- Instructions to follow
Every entry that follows should be repeated exactly; drop the images.

- Available records
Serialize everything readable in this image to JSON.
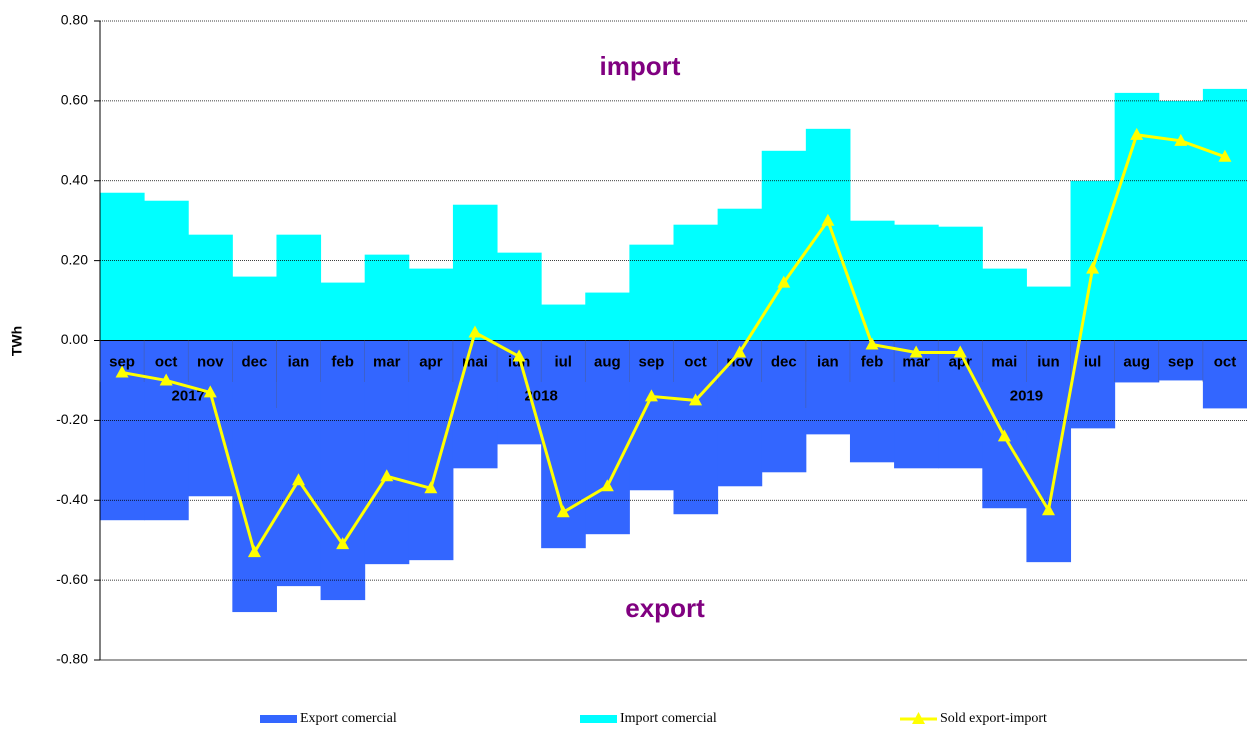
{
  "chart_data": {
    "type": "bar",
    "y_label": "TWh",
    "annotations": [
      "import",
      "export"
    ],
    "categories": [
      "sep",
      "oct",
      "nov",
      "dec",
      "ian",
      "feb",
      "mar",
      "apr",
      "mai",
      "iun",
      "iul",
      "aug",
      "sep",
      "oct",
      "nov",
      "dec",
      "ian",
      "feb",
      "mar",
      "apr",
      "mai",
      "iun",
      "iul",
      "aug",
      "sep",
      "oct"
    ],
    "year_groups": [
      {
        "label": "2017",
        "span": 4
      },
      {
        "label": "2018",
        "span": 12
      },
      {
        "label": "2019",
        "span": 10
      }
    ],
    "series": [
      {
        "name": "Export comercial",
        "type": "bar",
        "color": "#3366ff",
        "values": [
          -0.45,
          -0.45,
          -0.39,
          -0.68,
          -0.615,
          -0.65,
          -0.56,
          -0.55,
          -0.32,
          -0.26,
          -0.52,
          -0.485,
          -0.375,
          -0.435,
          -0.365,
          -0.33,
          -0.235,
          -0.305,
          -0.32,
          -0.32,
          -0.42,
          -0.555,
          -0.22,
          -0.105,
          -0.1,
          -0.17
        ]
      },
      {
        "name": "Import comercial",
        "type": "bar",
        "color": "#00ffff",
        "values": [
          0.37,
          0.35,
          0.265,
          0.16,
          0.265,
          0.145,
          0.215,
          0.18,
          0.34,
          0.22,
          0.09,
          0.12,
          0.24,
          0.29,
          0.33,
          0.475,
          0.53,
          0.3,
          0.29,
          0.285,
          0.18,
          0.135,
          0.4,
          0.62,
          0.6,
          0.63
        ]
      },
      {
        "name": "Sold export-import",
        "type": "line",
        "color": "#ffff00",
        "values": [
          -0.08,
          -0.1,
          -0.13,
          -0.53,
          -0.35,
          -0.51,
          -0.34,
          -0.37,
          0.02,
          -0.04,
          -0.43,
          -0.365,
          -0.14,
          -0.15,
          -0.03,
          0.145,
          0.3,
          -0.01,
          -0.03,
          -0.03,
          -0.24,
          -0.425,
          0.18,
          0.515,
          0.5,
          0.46
        ]
      }
    ],
    "ylim": [
      -0.8,
      0.8
    ],
    "yticks": [
      {
        "value": -0.8,
        "label": "-0.80"
      },
      {
        "value": -0.6,
        "label": "-0.60"
      },
      {
        "value": -0.4,
        "label": "-0.40"
      },
      {
        "value": -0.2,
        "label": "-0.20"
      },
      {
        "value": 0,
        "label": "0.00"
      },
      {
        "value": 0.2,
        "label": "0.20"
      },
      {
        "value": 0.4,
        "label": "0.40"
      },
      {
        "value": 0.6,
        "label": "0.60"
      },
      {
        "value": 0.8,
        "label": "0.80"
      }
    ],
    "grid": true
  }
}
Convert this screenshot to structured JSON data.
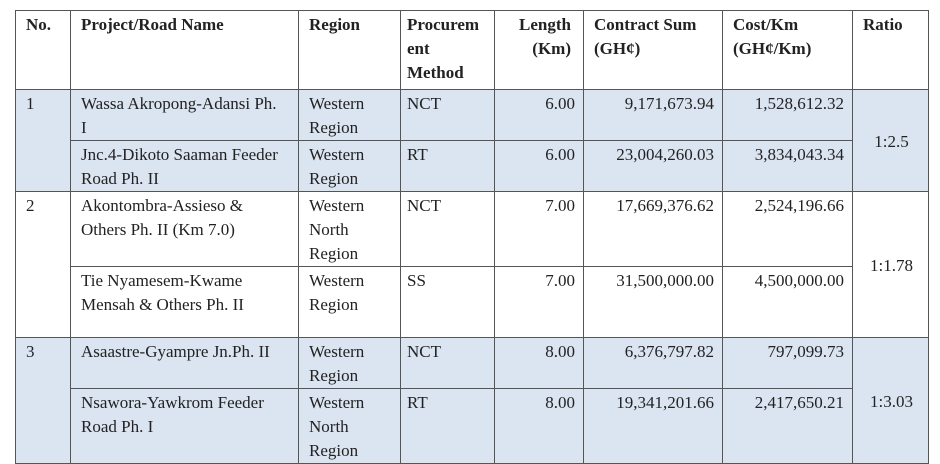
{
  "table": {
    "header": [
      "No.",
      "Project/Road Name",
      "Region",
      "Procurement Method",
      "Length (Km)",
      "Contract Sum (GH¢)",
      "Cost/Km (GH¢/Km)",
      "Ratio"
    ],
    "groups": [
      {
        "no": "1",
        "ratio": "1:2.5",
        "rows": [
          [
            "Wassa Akropong-Adansi Ph. I",
            "Western Region",
            "NCT",
            "6.00",
            "9,171,673.94",
            "1,528,612.32"
          ],
          [
            "Jnc.4-Dikoto Saaman Feeder Road Ph. II",
            "Western Region",
            "RT",
            "6.00",
            "23,004,260.03",
            "3,834,043.34"
          ]
        ]
      },
      {
        "no": "2",
        "ratio": "1:1.78",
        "rows": [
          [
            "Akontombra-Assieso & Others Ph. II (Km 7.0)",
            "Western North Region",
            "NCT",
            "7.00",
            "17,669,376.62",
            "2,524,196.66"
          ],
          [
            "Tie Nyamesem-Kwame Mensah & Others Ph. II",
            "Western Region",
            "SS",
            "7.00",
            "31,500,000.00",
            "4,500,000.00"
          ]
        ]
      },
      {
        "no": "3",
        "ratio": "1:3.03",
        "rows": [
          [
            "Asaastre-Gyampre Jn.Ph. II",
            "Western Region",
            "NCT",
            "8.00",
            "6,376,797.82",
            "797,099.73"
          ],
          [
            "Nsawora-Yawkrom Feeder Road Ph. I",
            "Western North Region",
            "RT",
            "8.00",
            "19,341,201.66",
            "2,417,650.21"
          ]
        ]
      }
    ]
  }
}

- Solution for this problem
Serialize everything readable in this image to JSON.
{
  "chart_data": {
    "type": "bar",
    "y_label": "TWh",
    "annotations": [
      "import",
      "export"
    ],
    "categories": [
      "sep",
      "oct",
      "nov",
      "dec",
      "ian",
      "feb",
      "mar",
      "apr",
      "mai",
      "iun",
      "iul",
      "aug",
      "sep",
      "oct",
      "nov",
      "dec",
      "ian",
      "feb",
      "mar",
      "apr",
      "mai",
      "iun",
      "iul",
      "aug",
      "sep",
      "oct"
    ],
    "year_groups": [
      {
        "label": "2017",
        "span": 4
      },
      {
        "label": "2018",
        "span": 12
      },
      {
        "label": "2019",
        "span": 10
      }
    ],
    "series": [
      {
        "name": "Export comercial",
        "type": "bar",
        "color": "#3366ff",
        "values": [
          -0.45,
          -0.45,
          -0.39,
          -0.68,
          -0.615,
          -0.65,
          -0.56,
          -0.55,
          -0.32,
          -0.26,
          -0.52,
          -0.485,
          -0.375,
          -0.435,
          -0.365,
          -0.33,
          -0.235,
          -0.305,
          -0.32,
          -0.32,
          -0.42,
          -0.555,
          -0.22,
          -0.105,
          -0.1,
          -0.17
        ]
      },
      {
        "name": "Import comercial",
        "type": "bar",
        "color": "#00ffff",
        "values": [
          0.37,
          0.35,
          0.265,
          0.16,
          0.265,
          0.145,
          0.215,
          0.18,
          0.34,
          0.22,
          0.09,
          0.12,
          0.24,
          0.29,
          0.33,
          0.475,
          0.53,
          0.3,
          0.29,
          0.285,
          0.18,
          0.135,
          0.4,
          0.62,
          0.6,
          0.63
        ]
      },
      {
        "name": "Sold export-import",
        "type": "line",
        "color": "#ffff00",
        "values": [
          -0.08,
          -0.1,
          -0.13,
          -0.53,
          -0.35,
          -0.51,
          -0.34,
          -0.37,
          0.02,
          -0.04,
          -0.43,
          -0.365,
          -0.14,
          -0.15,
          -0.03,
          0.145,
          0.3,
          -0.01,
          -0.03,
          -0.03,
          -0.24,
          -0.425,
          0.18,
          0.515,
          0.5,
          0.46
        ]
      }
    ],
    "ylim": [
      -0.8,
      0.8
    ],
    "yticks": [
      {
        "value": -0.8,
        "label": "-0.80"
      },
      {
        "value": -0.6,
        "label": "-0.60"
      },
      {
        "value": -0.4,
        "label": "-0.40"
      },
      {
        "value": -0.2,
        "label": "-0.20"
      },
      {
        "value": 0,
        "label": "0.00"
      },
      {
        "value": 0.2,
        "label": "0.20"
      },
      {
        "value": 0.4,
        "label": "0.40"
      },
      {
        "value": 0.6,
        "label": "0.60"
      },
      {
        "value": 0.8,
        "label": "0.80"
      }
    ],
    "grid": true
  }
}
Convert this screenshot to structured JSON data.
{
  "table": {
    "header": [
      "No.",
      "Project/Road Name",
      "Region",
      "Procurement Method",
      "Length (Km)",
      "Contract Sum (GH¢)",
      "Cost/Km (GH¢/Km)",
      "Ratio"
    ],
    "groups": [
      {
        "no": "1",
        "ratio": "1:2.5",
        "rows": [
          [
            "Wassa Akropong-Adansi Ph. I",
            "Western Region",
            "NCT",
            "6.00",
            "9,171,673.94",
            "1,528,612.32"
          ],
          [
            "Jnc.4-Dikoto Saaman Feeder Road Ph. II",
            "Western Region",
            "RT",
            "6.00",
            "23,004,260.03",
            "3,834,043.34"
          ]
        ]
      },
      {
        "no": "2",
        "ratio": "1:1.78",
        "rows": [
          [
            "Akontombra-Assieso & Others Ph. II (Km 7.0)",
            "Western North Region",
            "NCT",
            "7.00",
            "17,669,376.62",
            "2,524,196.66"
          ],
          [
            "Tie Nyamesem-Kwame Mensah & Others Ph. II",
            "Western Region",
            "SS",
            "7.00",
            "31,500,000.00",
            "4,500,000.00"
          ]
        ]
      },
      {
        "no": "3",
        "ratio": "1:3.03",
        "rows": [
          [
            "Asaastre-Gyampre Jn.Ph. II",
            "Western Region",
            "NCT",
            "8.00",
            "6,376,797.82",
            "797,099.73"
          ],
          [
            "Nsawora-Yawkrom Feeder Road Ph. I",
            "Western North Region",
            "RT",
            "8.00",
            "19,341,201.66",
            "2,417,650.21"
          ]
        ]
      }
    ]
  }
}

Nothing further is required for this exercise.